> **Records for this exercise**:
^^^^

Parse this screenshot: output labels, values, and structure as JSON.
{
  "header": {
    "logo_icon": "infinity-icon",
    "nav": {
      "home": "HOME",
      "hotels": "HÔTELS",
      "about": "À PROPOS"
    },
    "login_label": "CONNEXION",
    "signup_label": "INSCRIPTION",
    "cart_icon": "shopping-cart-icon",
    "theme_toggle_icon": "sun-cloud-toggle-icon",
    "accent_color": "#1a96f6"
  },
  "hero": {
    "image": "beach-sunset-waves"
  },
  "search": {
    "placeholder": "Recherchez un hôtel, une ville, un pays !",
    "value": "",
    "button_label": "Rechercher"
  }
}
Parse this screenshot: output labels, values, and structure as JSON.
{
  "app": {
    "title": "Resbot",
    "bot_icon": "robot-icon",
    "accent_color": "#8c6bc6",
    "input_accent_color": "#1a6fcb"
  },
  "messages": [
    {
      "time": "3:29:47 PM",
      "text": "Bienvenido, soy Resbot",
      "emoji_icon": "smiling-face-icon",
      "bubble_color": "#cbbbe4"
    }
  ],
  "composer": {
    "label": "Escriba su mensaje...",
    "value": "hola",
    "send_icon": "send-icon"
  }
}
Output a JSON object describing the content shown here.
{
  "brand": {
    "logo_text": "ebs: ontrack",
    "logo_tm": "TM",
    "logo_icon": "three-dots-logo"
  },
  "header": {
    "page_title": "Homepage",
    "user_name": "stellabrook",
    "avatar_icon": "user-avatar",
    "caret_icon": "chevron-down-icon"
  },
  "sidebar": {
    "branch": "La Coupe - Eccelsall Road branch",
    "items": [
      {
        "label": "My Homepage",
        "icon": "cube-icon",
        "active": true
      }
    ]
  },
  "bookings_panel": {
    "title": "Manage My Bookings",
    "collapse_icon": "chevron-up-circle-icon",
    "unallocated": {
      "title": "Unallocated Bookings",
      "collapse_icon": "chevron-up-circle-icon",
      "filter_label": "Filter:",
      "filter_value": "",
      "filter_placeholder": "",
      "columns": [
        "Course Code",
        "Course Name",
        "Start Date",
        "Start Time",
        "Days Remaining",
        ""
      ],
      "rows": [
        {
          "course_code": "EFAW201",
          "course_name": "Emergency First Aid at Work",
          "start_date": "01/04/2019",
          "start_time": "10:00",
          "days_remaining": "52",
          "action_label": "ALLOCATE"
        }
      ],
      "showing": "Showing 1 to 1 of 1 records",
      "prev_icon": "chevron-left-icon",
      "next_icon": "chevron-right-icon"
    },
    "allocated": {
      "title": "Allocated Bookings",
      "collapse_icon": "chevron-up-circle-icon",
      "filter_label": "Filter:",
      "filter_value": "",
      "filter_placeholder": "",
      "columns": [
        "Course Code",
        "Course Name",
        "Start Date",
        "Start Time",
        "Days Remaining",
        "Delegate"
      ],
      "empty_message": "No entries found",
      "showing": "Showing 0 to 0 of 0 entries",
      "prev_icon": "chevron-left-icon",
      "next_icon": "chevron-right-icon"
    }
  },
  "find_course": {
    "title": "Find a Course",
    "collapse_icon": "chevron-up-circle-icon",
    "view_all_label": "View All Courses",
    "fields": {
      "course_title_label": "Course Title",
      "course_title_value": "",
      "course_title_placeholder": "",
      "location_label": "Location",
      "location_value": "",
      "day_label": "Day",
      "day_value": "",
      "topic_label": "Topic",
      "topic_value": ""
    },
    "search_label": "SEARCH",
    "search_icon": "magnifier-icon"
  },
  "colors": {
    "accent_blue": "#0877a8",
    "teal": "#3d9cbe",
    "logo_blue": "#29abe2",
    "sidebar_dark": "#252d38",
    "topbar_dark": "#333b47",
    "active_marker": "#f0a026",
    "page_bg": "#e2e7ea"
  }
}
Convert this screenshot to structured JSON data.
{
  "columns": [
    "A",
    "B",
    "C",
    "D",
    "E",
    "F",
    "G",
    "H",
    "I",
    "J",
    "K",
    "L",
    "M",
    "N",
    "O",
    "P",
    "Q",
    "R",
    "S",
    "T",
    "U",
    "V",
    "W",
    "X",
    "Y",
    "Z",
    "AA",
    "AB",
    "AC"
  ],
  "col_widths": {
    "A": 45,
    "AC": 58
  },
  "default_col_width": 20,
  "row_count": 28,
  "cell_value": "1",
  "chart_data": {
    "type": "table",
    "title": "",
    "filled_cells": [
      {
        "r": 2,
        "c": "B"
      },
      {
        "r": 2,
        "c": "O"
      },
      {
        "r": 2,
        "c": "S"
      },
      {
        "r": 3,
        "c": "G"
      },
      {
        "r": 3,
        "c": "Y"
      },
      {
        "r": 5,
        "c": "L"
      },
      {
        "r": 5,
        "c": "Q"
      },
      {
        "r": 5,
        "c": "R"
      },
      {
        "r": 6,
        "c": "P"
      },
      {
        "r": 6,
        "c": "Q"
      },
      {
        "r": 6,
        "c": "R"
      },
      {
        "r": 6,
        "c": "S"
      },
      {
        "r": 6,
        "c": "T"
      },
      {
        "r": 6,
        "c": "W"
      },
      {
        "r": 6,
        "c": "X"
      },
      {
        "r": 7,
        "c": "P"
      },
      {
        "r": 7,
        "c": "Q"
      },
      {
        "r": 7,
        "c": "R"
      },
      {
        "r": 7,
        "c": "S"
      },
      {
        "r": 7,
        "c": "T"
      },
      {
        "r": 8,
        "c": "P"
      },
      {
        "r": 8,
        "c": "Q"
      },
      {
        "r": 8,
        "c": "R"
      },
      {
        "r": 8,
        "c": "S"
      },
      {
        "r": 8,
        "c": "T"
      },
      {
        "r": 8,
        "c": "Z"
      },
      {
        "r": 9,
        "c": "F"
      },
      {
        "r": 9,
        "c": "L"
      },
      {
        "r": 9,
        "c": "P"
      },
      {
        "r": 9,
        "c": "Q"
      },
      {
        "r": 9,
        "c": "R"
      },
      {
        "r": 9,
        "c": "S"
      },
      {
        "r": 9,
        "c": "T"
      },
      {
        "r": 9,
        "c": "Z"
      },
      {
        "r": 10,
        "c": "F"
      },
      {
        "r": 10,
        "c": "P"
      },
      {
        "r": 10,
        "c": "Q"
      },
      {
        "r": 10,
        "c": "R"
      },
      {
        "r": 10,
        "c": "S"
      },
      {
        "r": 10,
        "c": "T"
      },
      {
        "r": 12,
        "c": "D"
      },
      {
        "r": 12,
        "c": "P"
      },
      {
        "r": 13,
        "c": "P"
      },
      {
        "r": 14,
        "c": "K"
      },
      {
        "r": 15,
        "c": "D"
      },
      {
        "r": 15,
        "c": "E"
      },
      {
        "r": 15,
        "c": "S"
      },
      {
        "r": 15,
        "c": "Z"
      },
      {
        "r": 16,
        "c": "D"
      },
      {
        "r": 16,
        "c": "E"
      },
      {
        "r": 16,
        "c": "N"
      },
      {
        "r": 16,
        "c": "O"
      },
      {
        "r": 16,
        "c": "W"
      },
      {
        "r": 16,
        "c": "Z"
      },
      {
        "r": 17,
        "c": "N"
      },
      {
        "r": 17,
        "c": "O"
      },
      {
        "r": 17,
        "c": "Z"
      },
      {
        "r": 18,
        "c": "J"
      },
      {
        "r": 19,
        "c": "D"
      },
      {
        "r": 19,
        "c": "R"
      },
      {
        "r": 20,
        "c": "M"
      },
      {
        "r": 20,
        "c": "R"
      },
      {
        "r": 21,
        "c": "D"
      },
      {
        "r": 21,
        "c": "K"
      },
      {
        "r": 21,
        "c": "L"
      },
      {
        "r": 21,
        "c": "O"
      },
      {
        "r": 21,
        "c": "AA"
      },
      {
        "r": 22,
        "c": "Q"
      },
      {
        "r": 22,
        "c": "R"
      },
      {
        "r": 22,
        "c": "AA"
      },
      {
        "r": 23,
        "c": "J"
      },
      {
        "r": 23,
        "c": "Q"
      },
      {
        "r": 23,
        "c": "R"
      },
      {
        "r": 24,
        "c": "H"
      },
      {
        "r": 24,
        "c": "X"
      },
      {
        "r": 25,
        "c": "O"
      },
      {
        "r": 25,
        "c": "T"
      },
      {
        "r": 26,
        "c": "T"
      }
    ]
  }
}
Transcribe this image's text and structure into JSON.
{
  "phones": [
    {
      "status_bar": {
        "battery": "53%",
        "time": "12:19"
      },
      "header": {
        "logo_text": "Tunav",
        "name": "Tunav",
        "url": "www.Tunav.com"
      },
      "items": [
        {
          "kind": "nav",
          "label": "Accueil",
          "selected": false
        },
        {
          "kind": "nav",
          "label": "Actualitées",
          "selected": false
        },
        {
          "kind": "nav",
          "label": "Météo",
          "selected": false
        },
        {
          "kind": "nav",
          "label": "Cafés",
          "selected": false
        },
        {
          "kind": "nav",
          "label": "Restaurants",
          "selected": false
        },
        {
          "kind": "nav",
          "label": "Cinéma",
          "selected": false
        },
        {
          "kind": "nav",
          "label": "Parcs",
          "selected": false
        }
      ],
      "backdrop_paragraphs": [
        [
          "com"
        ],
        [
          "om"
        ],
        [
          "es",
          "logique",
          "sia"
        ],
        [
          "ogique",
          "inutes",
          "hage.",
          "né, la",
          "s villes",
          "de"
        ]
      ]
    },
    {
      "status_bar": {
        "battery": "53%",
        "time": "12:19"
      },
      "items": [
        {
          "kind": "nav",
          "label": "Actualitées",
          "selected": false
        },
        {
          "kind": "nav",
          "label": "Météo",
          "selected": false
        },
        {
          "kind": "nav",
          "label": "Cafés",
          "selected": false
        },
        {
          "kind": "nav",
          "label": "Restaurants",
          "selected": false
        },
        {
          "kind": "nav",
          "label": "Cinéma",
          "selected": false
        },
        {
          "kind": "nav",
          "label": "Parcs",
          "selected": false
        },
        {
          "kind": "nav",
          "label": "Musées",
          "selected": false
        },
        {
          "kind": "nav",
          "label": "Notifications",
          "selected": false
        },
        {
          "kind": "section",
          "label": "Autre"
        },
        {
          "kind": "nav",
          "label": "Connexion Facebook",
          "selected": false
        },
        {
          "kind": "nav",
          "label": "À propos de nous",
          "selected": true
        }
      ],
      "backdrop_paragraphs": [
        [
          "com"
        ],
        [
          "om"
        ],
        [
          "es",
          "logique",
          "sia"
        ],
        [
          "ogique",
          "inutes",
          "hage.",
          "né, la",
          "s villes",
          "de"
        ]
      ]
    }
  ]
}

^^^^

> **Exercise prompt**: Lines that include the word "showing" — how many are there in the data? Answer with the number alone.

> **Solution to the problem**: 2